**INSTRUCTIONS TO FOLLOW**
Pull each line holding the word "xlabel" from the data.

+ + +

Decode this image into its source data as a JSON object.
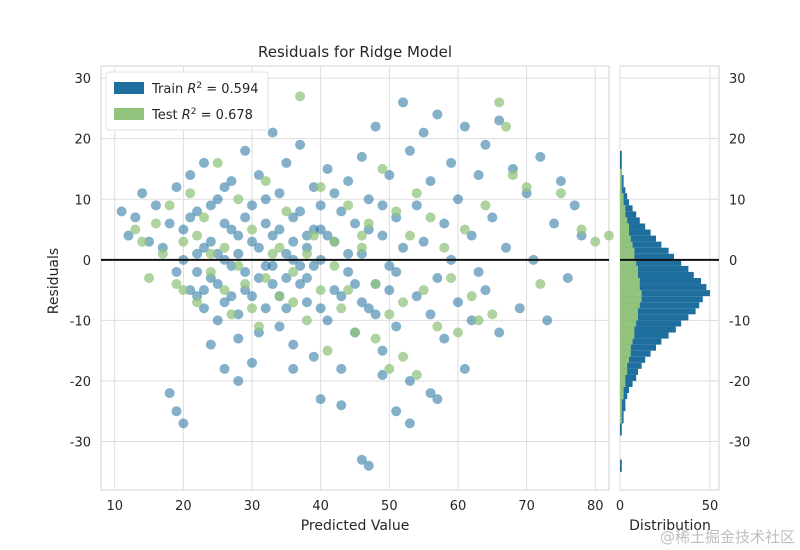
{
  "chart_data": {
    "type": "scatter",
    "title": "Residuals for Ridge Model",
    "xlabel": "Predicted Value",
    "ylabel": "Residuals",
    "xlim": [
      8,
      82
    ],
    "ylim": [
      -38,
      32
    ],
    "xticks": [
      10,
      20,
      30,
      40,
      50,
      60,
      70,
      80
    ],
    "yticks": [
      -30,
      -20,
      -10,
      0,
      10,
      20,
      30
    ],
    "grid": true,
    "legend_position": "top-left",
    "series": [
      {
        "name": "Train R² = 0.594",
        "legend_prefix": "Train ",
        "legend_suffix": " = 0.594",
        "color": "#1f6f9e",
        "points": [
          [
            11,
            8
          ],
          [
            12,
            4
          ],
          [
            13,
            7
          ],
          [
            14,
            11
          ],
          [
            15,
            3
          ],
          [
            16,
            9
          ],
          [
            17,
            2
          ],
          [
            18,
            6
          ],
          [
            19,
            -2
          ],
          [
            19,
            12
          ],
          [
            20,
            5
          ],
          [
            21,
            -5
          ],
          [
            21,
            14
          ],
          [
            22,
            1
          ],
          [
            22,
            8
          ],
          [
            23,
            -8
          ],
          [
            23,
            16
          ],
          [
            24,
            3
          ],
          [
            24,
            -3
          ],
          [
            25,
            10
          ],
          [
            25,
            -10
          ],
          [
            26,
            6
          ],
          [
            26,
            0
          ],
          [
            27,
            13
          ],
          [
            27,
            -6
          ],
          [
            28,
            4
          ],
          [
            28,
            -13
          ],
          [
            29,
            18
          ],
          [
            29,
            -2
          ],
          [
            30,
            9
          ],
          [
            30,
            -17
          ],
          [
            31,
            2
          ],
          [
            31,
            14
          ],
          [
            32,
            -8
          ],
          [
            32,
            6
          ],
          [
            33,
            21
          ],
          [
            33,
            -4
          ],
          [
            34,
            11
          ],
          [
            34,
            -11
          ],
          [
            35,
            1
          ],
          [
            35,
            16
          ],
          [
            36,
            -14
          ],
          [
            36,
            7
          ],
          [
            37,
            -1
          ],
          [
            37,
            19
          ],
          [
            38,
            4
          ],
          [
            38,
            -7
          ],
          [
            39,
            12
          ],
          [
            39,
            -16
          ],
          [
            40,
            0
          ],
          [
            40,
            9
          ],
          [
            41,
            -10
          ],
          [
            41,
            15
          ],
          [
            42,
            3
          ],
          [
            42,
            -5
          ],
          [
            43,
            8
          ],
          [
            43,
            -18
          ],
          [
            44,
            13
          ],
          [
            44,
            -2
          ],
          [
            45,
            6
          ],
          [
            45,
            -12
          ],
          [
            46,
            17
          ],
          [
            46,
            1
          ],
          [
            47,
            -8
          ],
          [
            47,
            10
          ],
          [
            48,
            22
          ],
          [
            48,
            -4
          ],
          [
            49,
            4
          ],
          [
            49,
            -15
          ],
          [
            50,
            14
          ],
          [
            50,
            -1
          ],
          [
            51,
            7
          ],
          [
            51,
            -11
          ],
          [
            52,
            26
          ],
          [
            52,
            2
          ],
          [
            53,
            -20
          ],
          [
            53,
            18
          ],
          [
            54,
            9
          ],
          [
            54,
            -6
          ],
          [
            55,
            21
          ],
          [
            55,
            3
          ],
          [
            56,
            -9
          ],
          [
            56,
            13
          ],
          [
            57,
            -3
          ],
          [
            57,
            24
          ],
          [
            58,
            6
          ],
          [
            58,
            -13
          ],
          [
            59,
            16
          ],
          [
            59,
            0
          ],
          [
            60,
            -7
          ],
          [
            60,
            10
          ],
          [
            61,
            -18
          ],
          [
            61,
            22
          ],
          [
            62,
            4
          ],
          [
            62,
            -10
          ],
          [
            63,
            14
          ],
          [
            63,
            -2
          ],
          [
            64,
            19
          ],
          [
            64,
            -5
          ],
          [
            65,
            7
          ],
          [
            66,
            -12
          ],
          [
            66,
            23
          ],
          [
            67,
            2
          ],
          [
            68,
            15
          ],
          [
            69,
            -8
          ],
          [
            70,
            11
          ],
          [
            71,
            0
          ],
          [
            72,
            17
          ],
          [
            73,
            -10
          ],
          [
            74,
            6
          ],
          [
            75,
            13
          ],
          [
            76,
            -3
          ],
          [
            77,
            9
          ],
          [
            78,
            4
          ],
          [
            18,
            -22
          ],
          [
            19,
            -25
          ],
          [
            20,
            -27
          ],
          [
            24,
            -14
          ],
          [
            26,
            -18
          ],
          [
            28,
            -20
          ],
          [
            36,
            -18
          ],
          [
            40,
            -23
          ],
          [
            43,
            -24
          ],
          [
            46,
            -33
          ],
          [
            47,
            -34
          ],
          [
            49,
            -19
          ],
          [
            51,
            -25
          ],
          [
            53,
            -27
          ],
          [
            56,
            -22
          ],
          [
            57,
            -23
          ],
          [
            22,
            -6
          ],
          [
            23,
            2
          ],
          [
            24,
            9
          ],
          [
            25,
            -4
          ],
          [
            26,
            12
          ],
          [
            27,
            5
          ],
          [
            28,
            -9
          ],
          [
            29,
            7
          ],
          [
            30,
            -6
          ],
          [
            31,
            -12
          ],
          [
            32,
            10
          ],
          [
            33,
            -1
          ],
          [
            34,
            5
          ],
          [
            35,
            -8
          ],
          [
            36,
            3
          ],
          [
            37,
            8
          ],
          [
            38,
            -3
          ],
          [
            39,
            5
          ],
          [
            40,
            -8
          ],
          [
            41,
            4
          ],
          [
            42,
            11
          ],
          [
            43,
            -6
          ],
          [
            44,
            1
          ],
          [
            45,
            -4
          ],
          [
            46,
            -7
          ],
          [
            47,
            5
          ],
          [
            48,
            -9
          ],
          [
            49,
            9
          ],
          [
            50,
            -5
          ],
          [
            51,
            -2
          ],
          [
            20,
            0
          ],
          [
            21,
            7
          ],
          [
            22,
            -2
          ],
          [
            23,
            -5
          ],
          [
            25,
            1
          ],
          [
            26,
            -7
          ],
          [
            27,
            -1
          ],
          [
            28,
            1
          ],
          [
            29,
            -5
          ],
          [
            30,
            3
          ],
          [
            31,
            -3
          ],
          [
            32,
            -1
          ],
          [
            33,
            4
          ],
          [
            34,
            -6
          ],
          [
            35,
            -3
          ],
          [
            36,
            0
          ],
          [
            37,
            -4
          ],
          [
            38,
            2
          ],
          [
            39,
            -1
          ],
          [
            40,
            5
          ]
        ]
      },
      {
        "name": "Test R² = 0.678",
        "legend_prefix": "Test ",
        "legend_suffix": " = 0.678",
        "color": "#93c47d",
        "points": [
          [
            13,
            5
          ],
          [
            14,
            3
          ],
          [
            15,
            -3
          ],
          [
            16,
            6
          ],
          [
            17,
            1
          ],
          [
            18,
            9
          ],
          [
            19,
            -4
          ],
          [
            20,
            3
          ],
          [
            21,
            11
          ],
          [
            22,
            -7
          ],
          [
            23,
            7
          ],
          [
            24,
            -2
          ],
          [
            25,
            16
          ],
          [
            26,
            2
          ],
          [
            27,
            -9
          ],
          [
            28,
            10
          ],
          [
            29,
            -4
          ],
          [
            30,
            5
          ],
          [
            31,
            -11
          ],
          [
            32,
            13
          ],
          [
            33,
            1
          ],
          [
            34,
            -6
          ],
          [
            35,
            8
          ],
          [
            36,
            -2
          ],
          [
            37,
            27
          ],
          [
            38,
            -10
          ],
          [
            39,
            4
          ],
          [
            40,
            12
          ],
          [
            41,
            -15
          ],
          [
            42,
            3
          ],
          [
            43,
            -8
          ],
          [
            44,
            9
          ],
          [
            45,
            -12
          ],
          [
            46,
            2
          ],
          [
            47,
            6
          ],
          [
            48,
            -4
          ],
          [
            49,
            15
          ],
          [
            50,
            -9
          ],
          [
            51,
            8
          ],
          [
            52,
            -16
          ],
          [
            53,
            4
          ],
          [
            54,
            11
          ],
          [
            55,
            -5
          ],
          [
            56,
            7
          ],
          [
            57,
            -11
          ],
          [
            58,
            2
          ],
          [
            59,
            -3
          ],
          [
            60,
            -12
          ],
          [
            61,
            5
          ],
          [
            62,
            -6
          ],
          [
            63,
            -10
          ],
          [
            64,
            9
          ],
          [
            65,
            -9
          ],
          [
            66,
            26
          ],
          [
            67,
            22
          ],
          [
            68,
            14
          ],
          [
            70,
            12
          ],
          [
            72,
            -4
          ],
          [
            75,
            11
          ],
          [
            78,
            5
          ],
          [
            80,
            3
          ],
          [
            82,
            4
          ],
          [
            20,
            -5
          ],
          [
            22,
            4
          ],
          [
            24,
            1
          ],
          [
            26,
            -5
          ],
          [
            28,
            -1
          ],
          [
            30,
            -8
          ],
          [
            32,
            -3
          ],
          [
            34,
            2
          ],
          [
            36,
            -7
          ],
          [
            38,
            1
          ],
          [
            40,
            -5
          ],
          [
            42,
            -1
          ],
          [
            44,
            -5
          ],
          [
            46,
            4
          ],
          [
            48,
            -13
          ],
          [
            50,
            -18
          ],
          [
            52,
            -7
          ],
          [
            54,
            -19
          ]
        ]
      }
    ],
    "distribution": {
      "xlabel": "Distribution",
      "xlim": [
        0,
        55
      ],
      "xticks": [
        0,
        50
      ],
      "bin_edges_start": -38,
      "bin_width": 1,
      "train_counts": [
        0,
        0,
        0,
        1,
        1,
        0,
        0,
        0,
        0,
        1,
        1,
        2,
        2,
        3,
        3,
        4,
        5,
        7,
        9,
        10,
        12,
        14,
        17,
        20,
        23,
        27,
        31,
        34,
        38,
        42,
        44,
        46,
        50,
        48,
        45,
        41,
        38,
        34,
        30,
        27,
        23,
        20,
        17,
        14,
        11,
        9,
        7,
        5,
        4,
        3,
        2,
        2,
        1,
        1,
        1,
        1,
        0,
        0,
        0,
        0,
        0,
        0,
        0,
        0,
        0,
        0,
        0,
        0,
        0,
        0
      ],
      "test_counts": [
        0,
        0,
        0,
        0,
        0,
        0,
        0,
        0,
        0,
        0,
        0,
        1,
        1,
        1,
        1,
        2,
        2,
        3,
        3,
        4,
        4,
        5,
        6,
        6,
        7,
        8,
        8,
        9,
        10,
        10,
        11,
        12,
        12,
        11,
        11,
        10,
        10,
        9,
        8,
        8,
        7,
        6,
        5,
        5,
        4,
        3,
        3,
        2,
        2,
        1,
        1,
        1,
        1,
        0,
        0,
        0,
        0,
        0,
        0,
        0,
        0,
        0,
        0,
        0,
        0,
        0
      ]
    }
  },
  "watermark": "@稀土掘金技术社区"
}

+ + +

**OUTPUT OF THE TASK**
    "xlabel": "Predicted Value",
      "xlabel": "Distribution",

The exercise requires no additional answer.